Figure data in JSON
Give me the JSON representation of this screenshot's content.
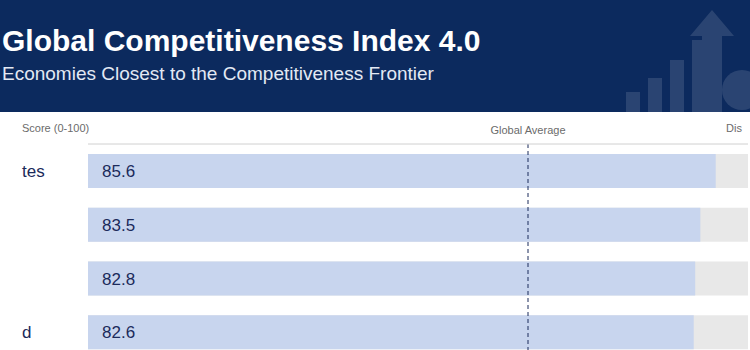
{
  "chart_data": {
    "type": "bar",
    "orientation": "horizontal",
    "title": "Global Competitiveness Index 4.0",
    "subtitle": "Economies Closest to the Competitiveness Frontier",
    "x_label": "Score (0-100)",
    "right_header": "Dis",
    "categories": [
      "tes",
      null,
      null,
      "d"
    ],
    "values": [
      85.6,
      83.5,
      82.8,
      82.6
    ],
    "color": "#c8d5ee",
    "xlim": [
      0,
      90
    ],
    "tick_labels": false,
    "data_labels": true,
    "reference_line": {
      "label": "Global Average",
      "value": 60
    }
  }
}
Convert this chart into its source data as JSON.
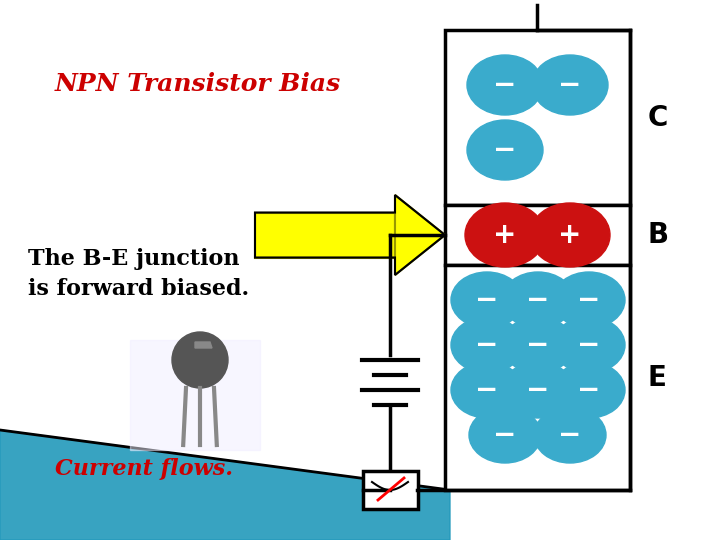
{
  "title": "NPN Transistor Bias",
  "title_color": "#cc0000",
  "text1": "The B-E junction",
  "text2": "is forward biased.",
  "text3": "Current flows.",
  "text3_color": "#cc0000",
  "label_C": "C",
  "label_B": "B",
  "label_E": "E",
  "bg_color": "#ffffff",
  "teal_color": "#3aabcc",
  "red_color": "#cc1111",
  "stripe_color": "#2299bb",
  "lw": 2.5
}
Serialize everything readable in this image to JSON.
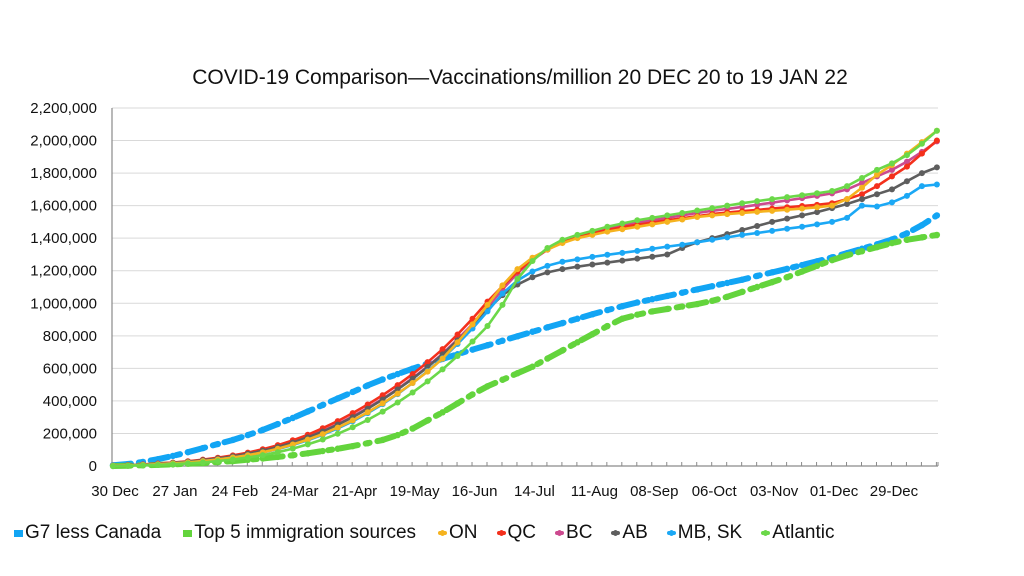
{
  "chart_data": {
    "type": "line",
    "title": "COVID-19 Comparison—Vaccinations/million 20 DEC 20 to 19 JAN 22",
    "xlabel": "",
    "ylabel": "",
    "ylim": [
      0,
      2200000
    ],
    "yticks": [
      0,
      200000,
      400000,
      600000,
      800000,
      1000000,
      1200000,
      1400000,
      1600000,
      1800000,
      2000000,
      2200000
    ],
    "ytick_labels": [
      "0",
      "200,000",
      "400,000",
      "600,000",
      "800,000",
      "1,000,000",
      "1,200,000",
      "1,400,000",
      "1,600,000",
      "1,800,000",
      "2,000,000",
      "2,200,000"
    ],
    "xtick_labels": [
      "30 Dec",
      "27 Jan",
      "24 Feb",
      "24-Mar",
      "21-Apr",
      "19-May",
      "16-Jun",
      "14-Jul",
      "11-Aug",
      "08-Sep",
      "06-Oct",
      "03-Nov",
      "01-Dec",
      "29-Dec"
    ],
    "xtick_every": 4,
    "n_points": 56,
    "x_unit": "weeks from 30 Dec 2020",
    "grid": "horizontal",
    "legend_position": "bottom",
    "series": [
      {
        "name": "G7 less Canada",
        "color": "#12A5F4",
        "style": "dash-dot",
        "marker": "square",
        "values": [
          5000,
          12000,
          25000,
          42000,
          62000,
          85000,
          110000,
          135000,
          160000,
          190000,
          222000,
          258000,
          295000,
          335000,
          375000,
          415000,
          455000,
          495000,
          532000,
          565000,
          598000,
          630000,
          658000,
          687000,
          715000,
          742000,
          770000,
          797000,
          825000,
          852000,
          878000,
          905000,
          932000,
          958000,
          982000,
          1005000,
          1025000,
          1045000,
          1065000,
          1085000,
          1105000,
          1125000,
          1145000,
          1168000,
          1190000,
          1212000,
          1235000,
          1258000,
          1282000,
          1308000,
          1335000,
          1362000,
          1392000,
          1430000,
          1480000,
          1540000
        ]
      },
      {
        "name": "Top 5 immigration sources",
        "color": "#63D43C",
        "style": "dash-dot",
        "marker": "square",
        "values": [
          0,
          2000,
          4000,
          7000,
          10000,
          14000,
          18000,
          24000,
          30000,
          38000,
          46000,
          56000,
          66000,
          78000,
          92000,
          106000,
          122000,
          140000,
          160000,
          190000,
          230000,
          280000,
          330000,
          385000,
          440000,
          490000,
          530000,
          570000,
          610000,
          660000,
          710000,
          760000,
          810000,
          860000,
          905000,
          930000,
          950000,
          965000,
          980000,
          995000,
          1015000,
          1040000,
          1070000,
          1100000,
          1130000,
          1160000,
          1195000,
          1230000,
          1265000,
          1295000,
          1320000,
          1345000,
          1370000,
          1390000,
          1405000,
          1420000
        ]
      },
      {
        "name": "ON",
        "color": "#F5B31F",
        "style": "solid",
        "marker": "dot",
        "values": [
          2000,
          4000,
          7000,
          11000,
          16000,
          22000,
          30000,
          40000,
          52000,
          66000,
          84000,
          106000,
          132000,
          162000,
          196000,
          236000,
          280000,
          330000,
          385000,
          445000,
          510000,
          580000,
          660000,
          760000,
          870000,
          990000,
          1110000,
          1210000,
          1280000,
          1330000,
          1370000,
          1400000,
          1420000,
          1440000,
          1455000,
          1470000,
          1485000,
          1500000,
          1515000,
          1530000,
          1540000,
          1548000,
          1555000,
          1562000,
          1568000,
          1575000,
          1582000,
          1590000,
          1600000,
          1640000,
          1710000,
          1790000,
          1850000,
          1920000,
          1990000,
          2060000
        ]
      },
      {
        "name": "QC",
        "color": "#F4301C",
        "style": "solid",
        "marker": "dot",
        "values": [
          3000,
          6000,
          10000,
          15000,
          21000,
          29000,
          39000,
          51000,
          65000,
          82000,
          103000,
          128000,
          158000,
          192000,
          232000,
          276000,
          325000,
          378000,
          435000,
          497000,
          565000,
          638000,
          718000,
          808000,
          905000,
          1010000,
          1105000,
          1195000,
          1270000,
          1330000,
          1375000,
          1405000,
          1430000,
          1450000,
          1468000,
          1482000,
          1495000,
          1510000,
          1522000,
          1535000,
          1548000,
          1558000,
          1566000,
          1574000,
          1582000,
          1590000,
          1598000,
          1605000,
          1615000,
          1640000,
          1670000,
          1720000,
          1780000,
          1840000,
          1920000,
          2000000
        ]
      },
      {
        "name": "BC",
        "color": "#CC4A8F",
        "style": "solid",
        "marker": "dot",
        "values": [
          2000,
          5000,
          9000,
          14000,
          20000,
          27000,
          36000,
          47000,
          60000,
          76000,
          95000,
          118000,
          146000,
          178000,
          215000,
          258000,
          305000,
          357000,
          413000,
          474000,
          540000,
          612000,
          690000,
          778000,
          872000,
          975000,
          1085000,
          1185000,
          1265000,
          1330000,
          1378000,
          1410000,
          1438000,
          1460000,
          1478000,
          1495000,
          1510000,
          1525000,
          1540000,
          1555000,
          1568000,
          1580000,
          1592000,
          1605000,
          1618000,
          1632000,
          1646000,
          1660000,
          1675000,
          1700000,
          1740000,
          1780000,
          1820000,
          1870000,
          1930000,
          1995000
        ]
      },
      {
        "name": "AB",
        "color": "#5E5E5E",
        "style": "solid",
        "marker": "dot",
        "values": [
          2000,
          5000,
          8000,
          13000,
          19000,
          26000,
          35000,
          46000,
          59000,
          75000,
          94000,
          117000,
          144000,
          176000,
          212000,
          254000,
          300000,
          352000,
          408000,
          470000,
          536000,
          608000,
          686000,
          772000,
          862000,
          960000,
          1050000,
          1115000,
          1160000,
          1190000,
          1210000,
          1225000,
          1238000,
          1250000,
          1262000,
          1274000,
          1286000,
          1300000,
          1340000,
          1375000,
          1400000,
          1425000,
          1450000,
          1475000,
          1500000,
          1520000,
          1540000,
          1560000,
          1585000,
          1610000,
          1640000,
          1670000,
          1700000,
          1750000,
          1800000,
          1835000
        ]
      },
      {
        "name": "MB, SK",
        "color": "#1BA8F5",
        "style": "solid",
        "marker": "dot",
        "values": [
          2000,
          4000,
          7000,
          11000,
          16000,
          22000,
          30000,
          40000,
          52000,
          66000,
          83000,
          104000,
          129000,
          158000,
          192000,
          231000,
          275000,
          325000,
          380000,
          442000,
          510000,
          583000,
          662000,
          750000,
          845000,
          950000,
          1060000,
          1140000,
          1195000,
          1230000,
          1255000,
          1270000,
          1285000,
          1298000,
          1310000,
          1322000,
          1335000,
          1348000,
          1360000,
          1375000,
          1390000,
          1405000,
          1420000,
          1432000,
          1445000,
          1458000,
          1470000,
          1485000,
          1500000,
          1525000,
          1600000,
          1595000,
          1620000,
          1660000,
          1720000,
          1730000
        ]
      },
      {
        "name": "Atlantic",
        "color": "#6BD849",
        "style": "solid",
        "marker": "dot",
        "values": [
          0,
          2000,
          4000,
          7000,
          11000,
          16000,
          22000,
          30000,
          40000,
          52000,
          67000,
          85000,
          107000,
          133000,
          163000,
          198000,
          238000,
          283000,
          334000,
          390000,
          452000,
          520000,
          594000,
          676000,
          765000,
          860000,
          990000,
          1150000,
          1260000,
          1340000,
          1390000,
          1420000,
          1445000,
          1470000,
          1490000,
          1510000,
          1525000,
          1540000,
          1555000,
          1570000,
          1585000,
          1600000,
          1615000,
          1628000,
          1640000,
          1652000,
          1664000,
          1676000,
          1690000,
          1720000,
          1770000,
          1820000,
          1860000,
          1910000,
          1980000,
          2060000
        ]
      }
    ]
  }
}
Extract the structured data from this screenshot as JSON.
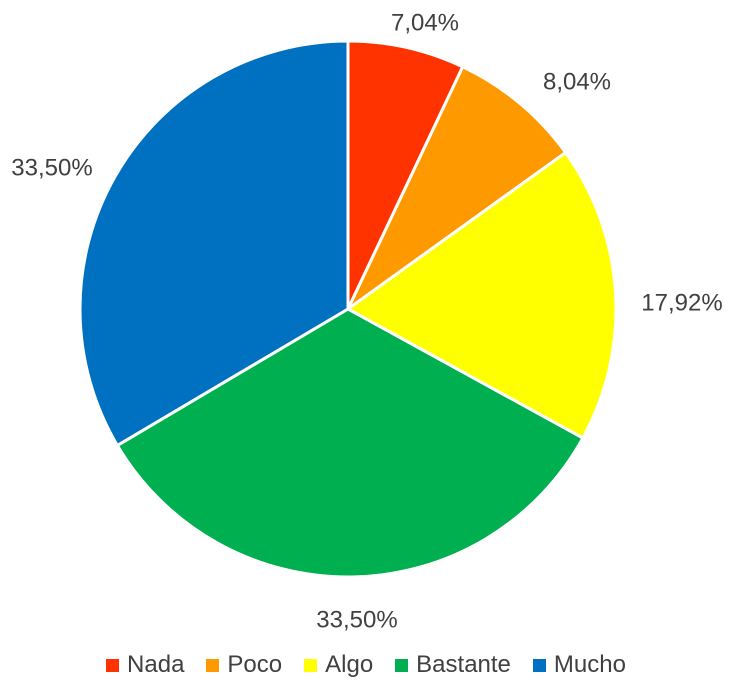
{
  "chart_data": {
    "type": "pie",
    "title": "",
    "start": "12 o'clock",
    "direction": "clockwise",
    "legend_position": "bottom",
    "slices": [
      {
        "name": "Nada",
        "value": 7.04,
        "label": "7,04%",
        "color": "#FF3300"
      },
      {
        "name": "Poco",
        "value": 8.04,
        "label": "8,04%",
        "color": "#FF9900"
      },
      {
        "name": "Algo",
        "value": 17.92,
        "label": "17,92%",
        "color": "#FFFF00"
      },
      {
        "name": "Bastante",
        "value": 33.5,
        "label": "33,50%",
        "color": "#00B050"
      },
      {
        "name": "Mucho",
        "value": 33.5,
        "label": "33,50%",
        "color": "#0070C0"
      }
    ]
  }
}
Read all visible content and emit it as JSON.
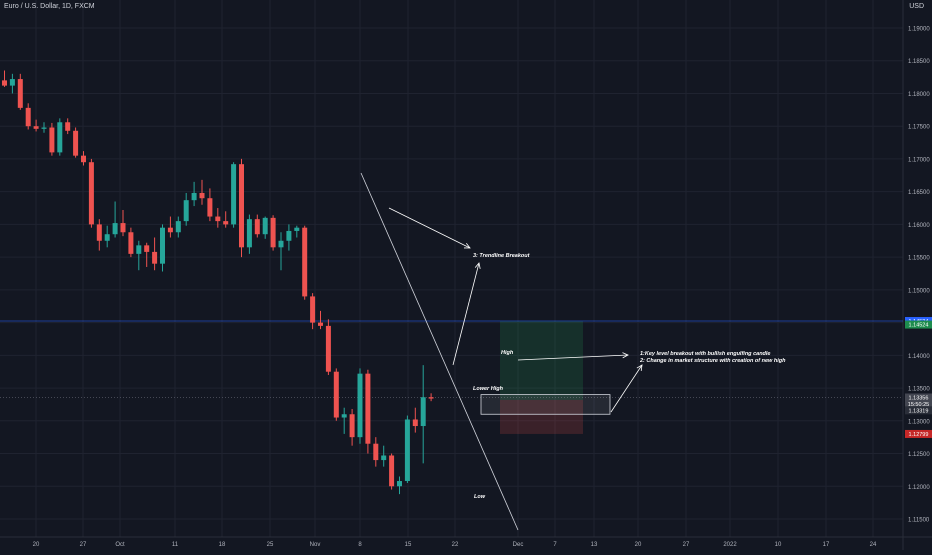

What you have to do
Search the preceding listing for "from" and extract every line where it is found.

Task result
    "x_unit": "weeks from 30 Dec 2020",
Extract the structured data from this screenshot as JSON.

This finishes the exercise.